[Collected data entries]
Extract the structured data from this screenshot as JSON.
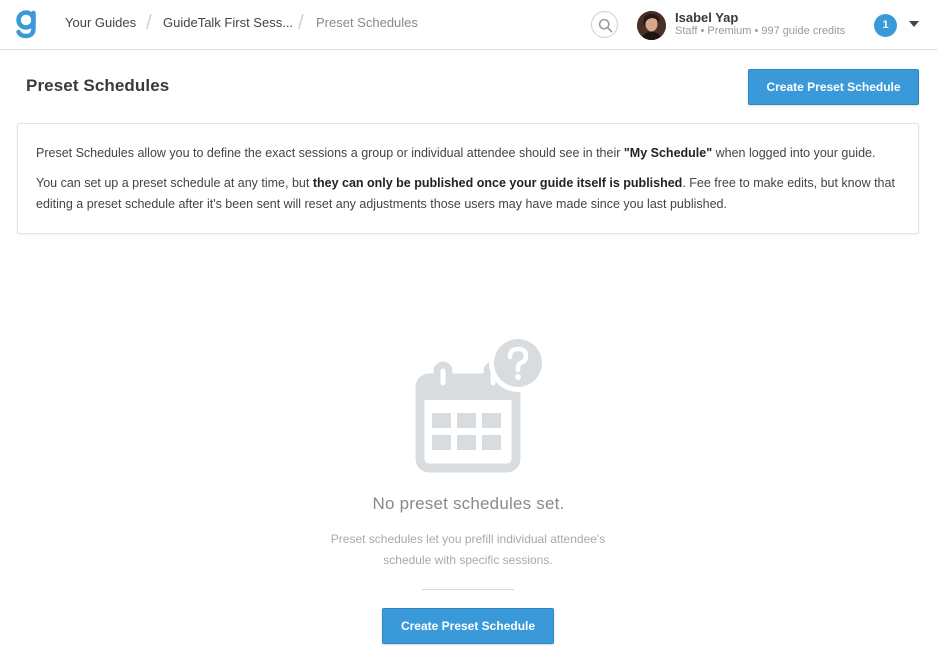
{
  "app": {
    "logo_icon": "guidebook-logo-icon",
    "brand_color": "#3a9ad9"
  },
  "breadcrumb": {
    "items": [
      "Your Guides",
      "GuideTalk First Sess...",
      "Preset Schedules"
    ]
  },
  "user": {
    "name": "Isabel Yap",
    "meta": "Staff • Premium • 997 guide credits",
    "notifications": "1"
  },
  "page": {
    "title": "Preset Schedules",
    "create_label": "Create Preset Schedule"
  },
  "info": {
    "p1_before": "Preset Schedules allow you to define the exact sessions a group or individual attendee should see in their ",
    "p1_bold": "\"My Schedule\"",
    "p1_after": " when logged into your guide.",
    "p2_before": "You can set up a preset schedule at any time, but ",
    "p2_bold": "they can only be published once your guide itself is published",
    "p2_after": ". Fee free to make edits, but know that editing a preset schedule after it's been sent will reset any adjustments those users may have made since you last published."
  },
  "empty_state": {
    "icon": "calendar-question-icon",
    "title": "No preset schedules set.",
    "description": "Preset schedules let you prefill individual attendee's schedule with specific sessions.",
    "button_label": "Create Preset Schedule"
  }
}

### What is required
Transcribe the preceding listing in its entirety and with exact wording, leaving out pictures.

### Problem solution
Extract the structured data from this screenshot as JSON.
{
  "app": {
    "logo_icon": "guidebook-logo-icon",
    "brand_color": "#3a9ad9"
  },
  "breadcrumb": {
    "items": [
      "Your Guides",
      "GuideTalk First Sess...",
      "Preset Schedules"
    ]
  },
  "user": {
    "name": "Isabel Yap",
    "meta": "Staff • Premium • 997 guide credits",
    "notifications": "1"
  },
  "page": {
    "title": "Preset Schedules",
    "create_label": "Create Preset Schedule"
  },
  "info": {
    "p1_before": "Preset Schedules allow you to define the exact sessions a group or individual attendee should see in their ",
    "p1_bold": "\"My Schedule\"",
    "p1_after": " when logged into your guide.",
    "p2_before": "You can set up a preset schedule at any time, but ",
    "p2_bold": "they can only be published once your guide itself is published",
    "p2_after": ". Fee free to make edits, but know that editing a preset schedule after it's been sent will reset any adjustments those users may have made since you last published."
  },
  "empty_state": {
    "icon": "calendar-question-icon",
    "title": "No preset schedules set.",
    "description": "Preset schedules let you prefill individual attendee's schedule with specific sessions.",
    "button_label": "Create Preset Schedule"
  }
}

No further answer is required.